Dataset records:
------------------------------------------------------------
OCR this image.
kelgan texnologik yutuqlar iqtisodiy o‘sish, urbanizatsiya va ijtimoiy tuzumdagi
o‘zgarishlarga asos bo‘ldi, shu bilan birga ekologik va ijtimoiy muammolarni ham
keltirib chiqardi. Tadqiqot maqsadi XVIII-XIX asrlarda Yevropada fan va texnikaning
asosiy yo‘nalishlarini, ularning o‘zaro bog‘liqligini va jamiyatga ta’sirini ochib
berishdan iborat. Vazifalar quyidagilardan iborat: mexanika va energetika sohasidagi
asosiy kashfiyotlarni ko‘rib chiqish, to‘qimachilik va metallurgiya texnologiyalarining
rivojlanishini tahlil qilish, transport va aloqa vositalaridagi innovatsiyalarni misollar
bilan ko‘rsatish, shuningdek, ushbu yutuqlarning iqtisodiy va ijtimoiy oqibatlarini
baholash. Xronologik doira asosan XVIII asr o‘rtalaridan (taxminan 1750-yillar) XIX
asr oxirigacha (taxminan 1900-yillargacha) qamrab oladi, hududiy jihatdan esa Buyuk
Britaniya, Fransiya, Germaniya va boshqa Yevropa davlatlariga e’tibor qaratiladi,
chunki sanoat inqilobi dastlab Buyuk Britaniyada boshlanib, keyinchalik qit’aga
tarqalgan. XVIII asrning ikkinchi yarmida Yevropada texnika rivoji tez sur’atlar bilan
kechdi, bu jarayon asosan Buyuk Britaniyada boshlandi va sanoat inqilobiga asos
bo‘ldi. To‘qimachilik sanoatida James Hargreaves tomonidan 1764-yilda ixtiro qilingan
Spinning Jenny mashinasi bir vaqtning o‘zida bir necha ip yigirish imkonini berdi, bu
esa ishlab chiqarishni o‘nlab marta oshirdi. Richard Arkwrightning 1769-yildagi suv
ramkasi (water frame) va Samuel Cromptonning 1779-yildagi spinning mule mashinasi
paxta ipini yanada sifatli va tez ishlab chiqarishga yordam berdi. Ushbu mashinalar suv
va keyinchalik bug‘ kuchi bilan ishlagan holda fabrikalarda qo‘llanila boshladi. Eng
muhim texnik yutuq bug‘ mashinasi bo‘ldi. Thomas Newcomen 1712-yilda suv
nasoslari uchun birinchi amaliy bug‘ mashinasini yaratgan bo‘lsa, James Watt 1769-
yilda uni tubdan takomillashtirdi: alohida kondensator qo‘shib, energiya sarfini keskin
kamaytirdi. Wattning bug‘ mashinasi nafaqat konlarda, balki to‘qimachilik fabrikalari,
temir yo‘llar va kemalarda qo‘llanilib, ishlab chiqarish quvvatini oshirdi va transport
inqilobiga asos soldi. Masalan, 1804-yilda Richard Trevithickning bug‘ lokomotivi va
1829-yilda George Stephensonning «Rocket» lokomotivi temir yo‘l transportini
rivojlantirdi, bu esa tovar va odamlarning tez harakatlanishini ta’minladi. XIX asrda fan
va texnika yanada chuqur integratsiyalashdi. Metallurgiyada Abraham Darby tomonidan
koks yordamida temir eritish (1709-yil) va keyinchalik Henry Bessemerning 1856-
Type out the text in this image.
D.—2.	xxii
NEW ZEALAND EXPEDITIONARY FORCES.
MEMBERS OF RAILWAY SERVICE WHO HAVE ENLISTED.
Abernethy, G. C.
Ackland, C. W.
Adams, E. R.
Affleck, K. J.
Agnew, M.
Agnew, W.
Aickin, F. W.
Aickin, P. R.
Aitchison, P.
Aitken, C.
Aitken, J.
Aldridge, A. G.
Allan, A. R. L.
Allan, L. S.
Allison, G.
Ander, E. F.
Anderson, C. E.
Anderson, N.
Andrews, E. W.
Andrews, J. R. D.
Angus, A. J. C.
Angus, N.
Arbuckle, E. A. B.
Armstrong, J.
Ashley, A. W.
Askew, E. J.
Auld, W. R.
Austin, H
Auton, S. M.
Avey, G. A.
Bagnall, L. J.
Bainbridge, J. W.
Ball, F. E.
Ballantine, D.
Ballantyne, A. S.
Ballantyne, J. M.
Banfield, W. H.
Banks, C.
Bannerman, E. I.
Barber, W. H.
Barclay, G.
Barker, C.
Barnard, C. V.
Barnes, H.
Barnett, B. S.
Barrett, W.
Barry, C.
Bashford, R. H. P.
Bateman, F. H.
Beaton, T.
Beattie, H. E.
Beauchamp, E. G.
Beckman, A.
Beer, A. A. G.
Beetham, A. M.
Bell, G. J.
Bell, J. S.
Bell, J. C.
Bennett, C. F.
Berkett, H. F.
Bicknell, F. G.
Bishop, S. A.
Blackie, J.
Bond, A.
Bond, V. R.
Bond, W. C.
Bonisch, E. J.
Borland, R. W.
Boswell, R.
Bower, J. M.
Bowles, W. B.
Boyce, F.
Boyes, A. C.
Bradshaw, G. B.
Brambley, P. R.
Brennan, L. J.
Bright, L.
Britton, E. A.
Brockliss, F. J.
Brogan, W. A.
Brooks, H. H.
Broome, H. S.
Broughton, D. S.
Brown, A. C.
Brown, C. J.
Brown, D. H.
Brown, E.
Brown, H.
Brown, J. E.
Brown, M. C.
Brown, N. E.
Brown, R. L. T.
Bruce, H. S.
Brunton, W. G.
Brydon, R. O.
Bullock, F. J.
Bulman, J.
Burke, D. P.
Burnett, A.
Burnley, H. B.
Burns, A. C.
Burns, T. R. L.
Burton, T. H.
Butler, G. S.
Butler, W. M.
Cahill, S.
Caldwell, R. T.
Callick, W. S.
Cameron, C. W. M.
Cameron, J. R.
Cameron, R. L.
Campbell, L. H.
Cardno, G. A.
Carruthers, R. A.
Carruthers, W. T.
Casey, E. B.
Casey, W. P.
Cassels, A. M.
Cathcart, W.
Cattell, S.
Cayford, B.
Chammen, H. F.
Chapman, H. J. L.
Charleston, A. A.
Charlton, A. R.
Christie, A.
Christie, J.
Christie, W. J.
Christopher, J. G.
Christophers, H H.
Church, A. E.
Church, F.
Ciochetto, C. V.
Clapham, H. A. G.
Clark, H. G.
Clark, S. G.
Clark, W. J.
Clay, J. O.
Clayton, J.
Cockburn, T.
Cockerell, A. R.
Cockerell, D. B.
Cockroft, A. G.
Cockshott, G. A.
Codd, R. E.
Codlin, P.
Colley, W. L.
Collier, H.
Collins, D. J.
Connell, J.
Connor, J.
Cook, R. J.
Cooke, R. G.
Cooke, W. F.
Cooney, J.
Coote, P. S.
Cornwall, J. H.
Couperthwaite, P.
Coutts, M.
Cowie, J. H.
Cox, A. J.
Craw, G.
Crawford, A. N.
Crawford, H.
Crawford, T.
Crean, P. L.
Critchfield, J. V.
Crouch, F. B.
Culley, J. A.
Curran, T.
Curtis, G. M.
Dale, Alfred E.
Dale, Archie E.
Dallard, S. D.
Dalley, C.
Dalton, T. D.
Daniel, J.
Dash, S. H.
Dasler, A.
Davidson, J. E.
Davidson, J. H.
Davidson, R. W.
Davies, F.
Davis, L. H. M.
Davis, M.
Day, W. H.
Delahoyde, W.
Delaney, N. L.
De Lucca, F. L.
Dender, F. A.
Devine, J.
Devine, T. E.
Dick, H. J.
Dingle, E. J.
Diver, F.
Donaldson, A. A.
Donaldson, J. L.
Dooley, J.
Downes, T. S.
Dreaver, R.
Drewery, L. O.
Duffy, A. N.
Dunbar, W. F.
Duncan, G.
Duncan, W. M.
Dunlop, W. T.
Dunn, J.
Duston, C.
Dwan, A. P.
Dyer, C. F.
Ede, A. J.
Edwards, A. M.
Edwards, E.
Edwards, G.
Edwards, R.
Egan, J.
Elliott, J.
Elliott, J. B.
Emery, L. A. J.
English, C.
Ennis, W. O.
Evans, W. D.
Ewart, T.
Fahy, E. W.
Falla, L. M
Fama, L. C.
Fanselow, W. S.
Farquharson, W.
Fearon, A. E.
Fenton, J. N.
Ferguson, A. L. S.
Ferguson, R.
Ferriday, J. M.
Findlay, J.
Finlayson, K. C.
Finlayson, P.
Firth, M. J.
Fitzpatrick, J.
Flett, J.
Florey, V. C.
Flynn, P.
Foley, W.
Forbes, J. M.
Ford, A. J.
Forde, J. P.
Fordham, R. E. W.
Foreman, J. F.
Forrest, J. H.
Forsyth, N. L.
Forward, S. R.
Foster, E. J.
------------------------------------------------------------
* Goal of the exercise
Reply with one number: the count of lines in the entries that include the word "berdi".

* Final result
2